WHAT THE TASK REQUIRES
Without the pictures, return all of the material exactly as written.

PROVIDED INFORMATION
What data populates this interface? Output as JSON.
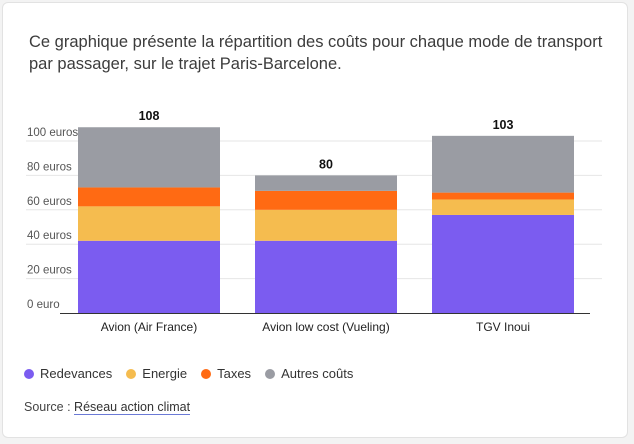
{
  "description": "Ce graphique présente la répartition des coûts pour chaque mode de transport par passager, sur le trajet Paris-Barcelone.",
  "chart_data": {
    "type": "bar",
    "stacked": true,
    "categories": [
      "Avion (Air France)",
      "Avion low cost (Vueling)",
      "TGV Inoui"
    ],
    "series": [
      {
        "name": "Redevances",
        "color": "#7b5cf0",
        "values": [
          42,
          42,
          57
        ]
      },
      {
        "name": "Energie",
        "color": "#f5bc4f",
        "values": [
          20,
          18,
          9
        ]
      },
      {
        "name": "Taxes",
        "color": "#ff6a13",
        "values": [
          11,
          11,
          4
        ]
      },
      {
        "name": "Autres coûts",
        "color": "#9a9ca3",
        "values": [
          35,
          9,
          33
        ]
      }
    ],
    "totals": [
      "108",
      "80",
      "103"
    ],
    "ylim": [
      0,
      100
    ],
    "yticks": [
      0,
      20,
      40,
      60,
      80,
      100
    ],
    "ytick_labels": [
      "0 euro",
      "20 euros",
      "40 euros",
      "60 euros",
      "80 euros",
      "100 euros"
    ],
    "grid": true,
    "legend_position": "bottom"
  },
  "source": {
    "label": "Source :",
    "link_text": "Réseau action climat"
  }
}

OUTPUT FOR THIS TASK
What data populates this interface? Output as JSON.
{
  "description": "Ce graphique présente la répartition des coûts pour chaque mode de transport par passager, sur le trajet Paris-Barcelone.",
  "chart_data": {
    "type": "bar",
    "stacked": true,
    "categories": [
      "Avion (Air France)",
      "Avion low cost (Vueling)",
      "TGV Inoui"
    ],
    "series": [
      {
        "name": "Redevances",
        "color": "#7b5cf0",
        "values": [
          42,
          42,
          57
        ]
      },
      {
        "name": "Energie",
        "color": "#f5bc4f",
        "values": [
          20,
          18,
          9
        ]
      },
      {
        "name": "Taxes",
        "color": "#ff6a13",
        "values": [
          11,
          11,
          4
        ]
      },
      {
        "name": "Autres coûts",
        "color": "#9a9ca3",
        "values": [
          35,
          9,
          33
        ]
      }
    ],
    "totals": [
      "108",
      "80",
      "103"
    ],
    "ylim": [
      0,
      100
    ],
    "yticks": [
      0,
      20,
      40,
      60,
      80,
      100
    ],
    "ytick_labels": [
      "0 euro",
      "20 euros",
      "40 euros",
      "60 euros",
      "80 euros",
      "100 euros"
    ],
    "grid": true,
    "legend_position": "bottom"
  },
  "source": {
    "label": "Source :",
    "link_text": "Réseau action climat"
  }
}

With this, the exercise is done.